_Recorded data:_
════════════════

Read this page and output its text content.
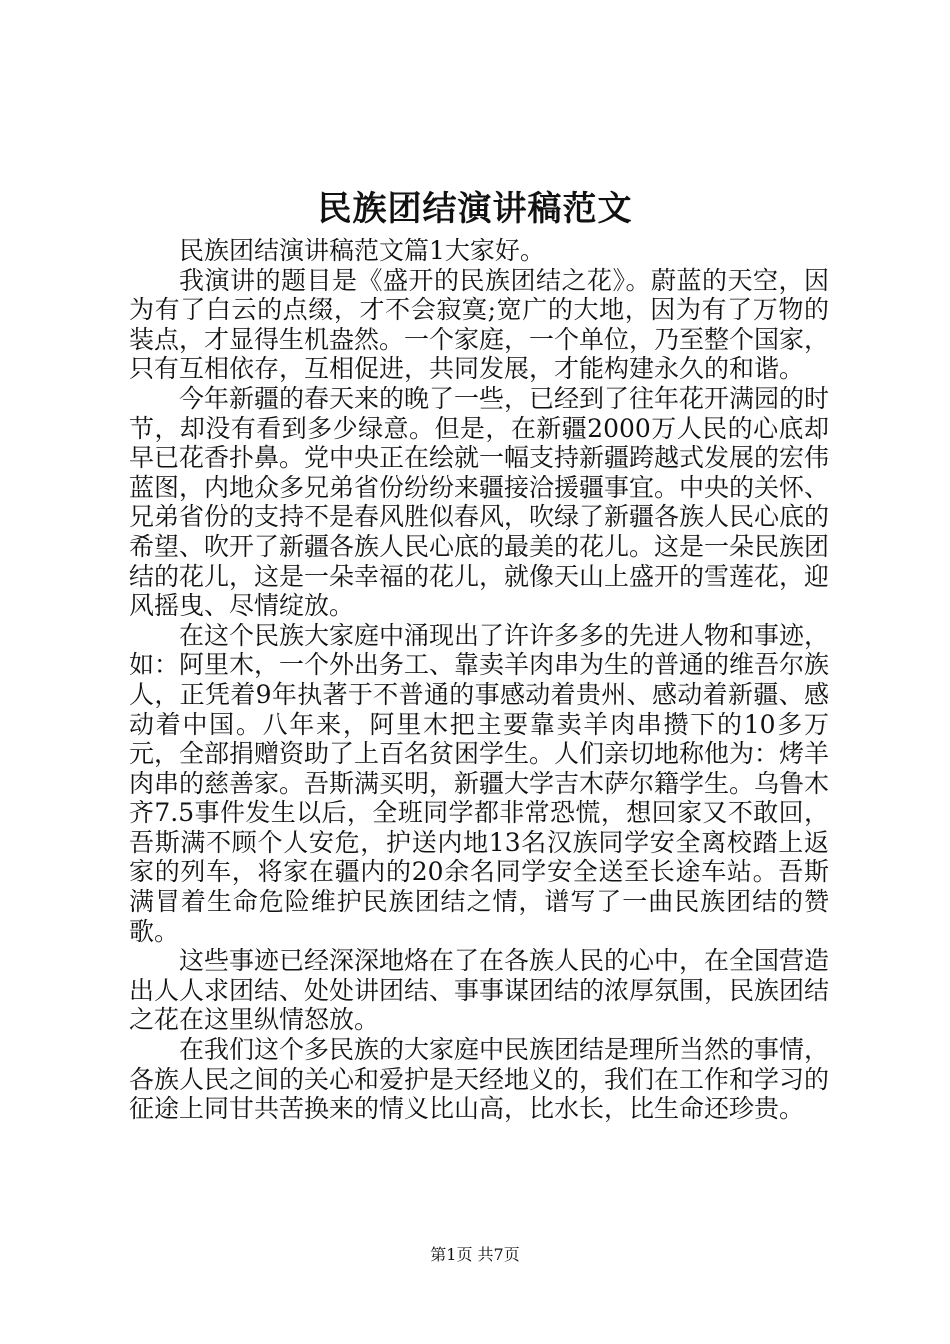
民族团结演讲稿范文

民族团结演讲稿范文篇1大家好。

我演讲的题目是《盛开的民族团结之花》。蔚蓝的天空，因为有了白云的点缀，才不会寂寞;宽广的大地，因为有了万物的装点，才显得生机盎然。一个家庭，一个单位，乃至整个国家，只有互相依存，互相促进，共同发展，才能构建永久的和谐。

今年新疆的春天来的晚了一些，已经到了往年花开满园的时节，却没有看到多少绿意。但是，在新疆2000万人民的心底却早已花香扑鼻。党中央正在绘就一幅支持新疆跨越式发展的宏伟蓝图，内地众多兄弟省份纷纷来疆接洽援疆事宜。中央的关怀、兄弟省份的支持不是春风胜似春风，吹绿了新疆各族人民心底的希望、吹开了新疆各族人民心底的最美的花儿。这是一朵民族团结的花儿，这是一朵幸福的花儿，就像天山上盛开的雪莲花，迎风摇曳、尽情绽放。

在这个民族大家庭中涌现出了许许多多的先进人物和事迹，如：阿里木，一个外出务工、靠卖羊肉串为生的普通的维吾尔族人，正凭着9年执著于不普通的事感动着贵州、感动着新疆、感动着中国。八年来，阿里木把主要靠卖羊肉串攒下的10多万元，全部捐赠资助了上百名贫困学生。人们亲切地称他为：烤羊肉串的慈善家。吾斯满买明，新疆大学吉木萨尔籍学生。乌鲁木齐7.5事件发生以后，全班同学都非常恐慌，想回家又不敢回，吾斯满不顾个人安危，护送内地13名汉族同学安全离校踏上返家的列车，将家在疆内的20余名同学安全送至长途车站。吾斯满冒着生命危险维护民族团结之情，谱写了一曲民族团结的赞歌。

这些事迹已经深深地烙在了在各族人民的心中，在全国营造出人人求团结、处处讲团结、事事谋团结的浓厚氛围，民族团结之花在这里纵情怒放。

在我们这个多民族的大家庭中民族团结是理所当然的事情，各族人民之间的关心和爱护是天经地义的，我们在工作和学习的征途上同甘共苦换来的情义比山高，比水长，比生命还珍贵。

第1页 共7页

════════════════

_Work instructions:_
The data above needs to be retyped exactly, with the images left out.

_Worked answer:_
Read this page and output its text content.
民族团结演讲稿范文

民族团结演讲稿范文篇1大家好。

我演讲的题目是《盛开的民族团结之花》。蔚蓝的天空，因为有了白云的点缀，才不会寂寞;宽广的大地，因为有了万物的装点，才显得生机盎然。一个家庭，一个单位，乃至整个国家，只有互相依存，互相促进，共同发展，才能构建永久的和谐。

今年新疆的春天来的晚了一些，已经到了往年花开满园的时节，却没有看到多少绿意。但是，在新疆2000万人民的心底却早已花香扑鼻。党中央正在绘就一幅支持新疆跨越式发展的宏伟蓝图，内地众多兄弟省份纷纷来疆接洽援疆事宜。中央的关怀、兄弟省份的支持不是春风胜似春风，吹绿了新疆各族人民心底的希望、吹开了新疆各族人民心底的最美的花儿。这是一朵民族团结的花儿，这是一朵幸福的花儿，就像天山上盛开的雪莲花，迎风摇曳、尽情绽放。

在这个民族大家庭中涌现出了许许多多的先进人物和事迹，如：阿里木，一个外出务工、靠卖羊肉串为生的普通的维吾尔族人，正凭着9年执著于不普通的事感动着贵州、感动着新疆、感动着中国。八年来，阿里木把主要靠卖羊肉串攒下的10多万元，全部捐赠资助了上百名贫困学生。人们亲切地称他为：烤羊肉串的慈善家。吾斯满买明，新疆大学吉木萨尔籍学生。乌鲁木齐7.5事件发生以后，全班同学都非常恐慌，想回家又不敢回，吾斯满不顾个人安危，护送内地13名汉族同学安全离校踏上返家的列车，将家在疆内的20余名同学安全送至长途车站。吾斯满冒着生命危险维护民族团结之情，谱写了一曲民族团结的赞歌。

这些事迹已经深深地烙在了在各族人民的心中，在全国营造出人人求团结、处处讲团结、事事谋团结的浓厚氛围，民族团结之花在这里纵情怒放。

在我们这个多民族的大家庭中民族团结是理所当然的事情，各族人民之间的关心和爱护是天经地义的，我们在工作和学习的征途上同甘共苦换来的情义比山高，比水长，比生命还珍贵。

第1页 共7页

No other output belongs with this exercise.